§ Raw records:
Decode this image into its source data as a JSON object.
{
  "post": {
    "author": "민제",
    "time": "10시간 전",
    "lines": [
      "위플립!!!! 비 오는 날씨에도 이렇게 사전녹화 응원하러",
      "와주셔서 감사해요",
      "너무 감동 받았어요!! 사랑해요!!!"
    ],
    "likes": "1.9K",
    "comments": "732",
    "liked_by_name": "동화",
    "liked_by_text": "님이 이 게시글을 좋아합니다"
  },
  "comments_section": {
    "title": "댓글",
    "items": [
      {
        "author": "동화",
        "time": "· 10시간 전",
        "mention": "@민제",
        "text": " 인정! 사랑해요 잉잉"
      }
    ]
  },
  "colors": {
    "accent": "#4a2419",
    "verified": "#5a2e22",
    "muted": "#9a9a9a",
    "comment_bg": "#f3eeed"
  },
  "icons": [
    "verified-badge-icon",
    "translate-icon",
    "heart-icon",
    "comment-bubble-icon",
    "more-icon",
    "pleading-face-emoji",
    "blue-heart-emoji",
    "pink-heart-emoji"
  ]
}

§ AIM OF THE TASK: Copy out each line exactly.

§ FINAL RESULT:
Decode this image into its source data as a JSON object.
{
  "post": {
    "author": "민제",
    "time": "10시간 전",
    "lines": [
      "위플립!!!! 비 오는 날씨에도 이렇게 사전녹화 응원하러",
      "와주셔서 감사해요",
      "너무 감동 받았어요!! 사랑해요!!!"
    ],
    "likes": "1.9K",
    "comments": "732",
    "liked_by_name": "동화",
    "liked_by_text": "님이 이 게시글을 좋아합니다"
  },
  "comments_section": {
    "title": "댓글",
    "items": [
      {
        "author": "동화",
        "time": "· 10시간 전",
        "mention": "@민제",
        "text": " 인정! 사랑해요 잉잉"
      }
    ]
  },
  "colors": {
    "accent": "#4a2419",
    "verified": "#5a2e22",
    "muted": "#9a9a9a",
    "comment_bg": "#f3eeed"
  },
  "icons": [
    "verified-badge-icon",
    "translate-icon",
    "heart-icon",
    "comment-bubble-icon",
    "more-icon",
    "pleading-face-emoji",
    "blue-heart-emoji",
    "pink-heart-emoji"
  ]
}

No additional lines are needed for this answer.